# MATERIAL FOR THE TASK
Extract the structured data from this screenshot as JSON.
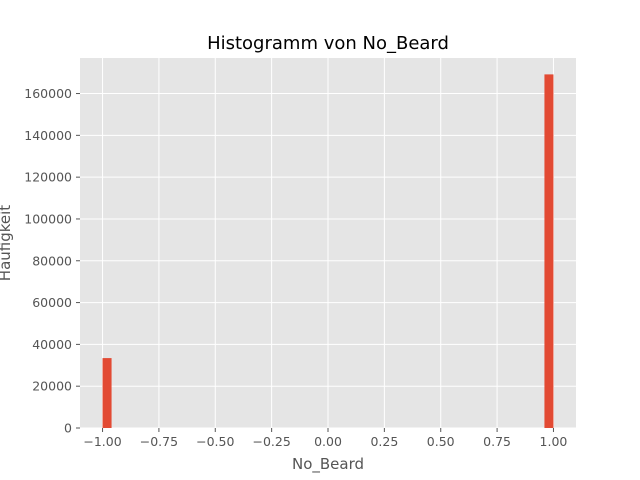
{
  "chart_data": {
    "type": "bar",
    "title": "Histogramm von No_Beard",
    "xlabel": "No_Beard",
    "ylabel": "Häufigkeit",
    "xlim": [
      -1.1,
      1.1
    ],
    "ylim": [
      0,
      177000
    ],
    "x_ticks": [
      -1.0,
      -0.75,
      -0.5,
      -0.25,
      0.0,
      0.25,
      0.5,
      0.75,
      1.0
    ],
    "x_tick_labels": [
      "−1.00",
      "−0.75",
      "−0.50",
      "−0.25",
      "0.00",
      "0.25",
      "0.50",
      "0.75",
      "1.00"
    ],
    "y_ticks": [
      0,
      20000,
      40000,
      60000,
      80000,
      100000,
      120000,
      140000,
      160000
    ],
    "y_tick_labels": [
      "0",
      "20000",
      "40000",
      "60000",
      "80000",
      "100000",
      "120000",
      "140000",
      "160000"
    ],
    "bins": [
      {
        "x0": -1.0,
        "x1": -0.96,
        "value": 33441
      },
      {
        "x0": 0.96,
        "x1": 1.0,
        "value": 169158
      }
    ],
    "grid": true,
    "colors": {
      "background": "#e5e5e5",
      "grid": "#ffffff",
      "bar": "#e24a33",
      "text": "#555555"
    }
  }
}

# WHAT IS EXPECTED
Go through the listing above and write it all out exactly, leaving out any picture.

# ANSWER BELOW
Extract the structured data from this screenshot as JSON.
{
  "chart_data": {
    "type": "bar",
    "title": "Histogramm von No_Beard",
    "xlabel": "No_Beard",
    "ylabel": "Häufigkeit",
    "xlim": [
      -1.1,
      1.1
    ],
    "ylim": [
      0,
      177000
    ],
    "x_ticks": [
      -1.0,
      -0.75,
      -0.5,
      -0.25,
      0.0,
      0.25,
      0.5,
      0.75,
      1.0
    ],
    "x_tick_labels": [
      "−1.00",
      "−0.75",
      "−0.50",
      "−0.25",
      "0.00",
      "0.25",
      "0.50",
      "0.75",
      "1.00"
    ],
    "y_ticks": [
      0,
      20000,
      40000,
      60000,
      80000,
      100000,
      120000,
      140000,
      160000
    ],
    "y_tick_labels": [
      "0",
      "20000",
      "40000",
      "60000",
      "80000",
      "100000",
      "120000",
      "140000",
      "160000"
    ],
    "bins": [
      {
        "x0": -1.0,
        "x1": -0.96,
        "value": 33441
      },
      {
        "x0": 0.96,
        "x1": 1.0,
        "value": 169158
      }
    ],
    "grid": true,
    "colors": {
      "background": "#e5e5e5",
      "grid": "#ffffff",
      "bar": "#e24a33",
      "text": "#555555"
    }
  }
}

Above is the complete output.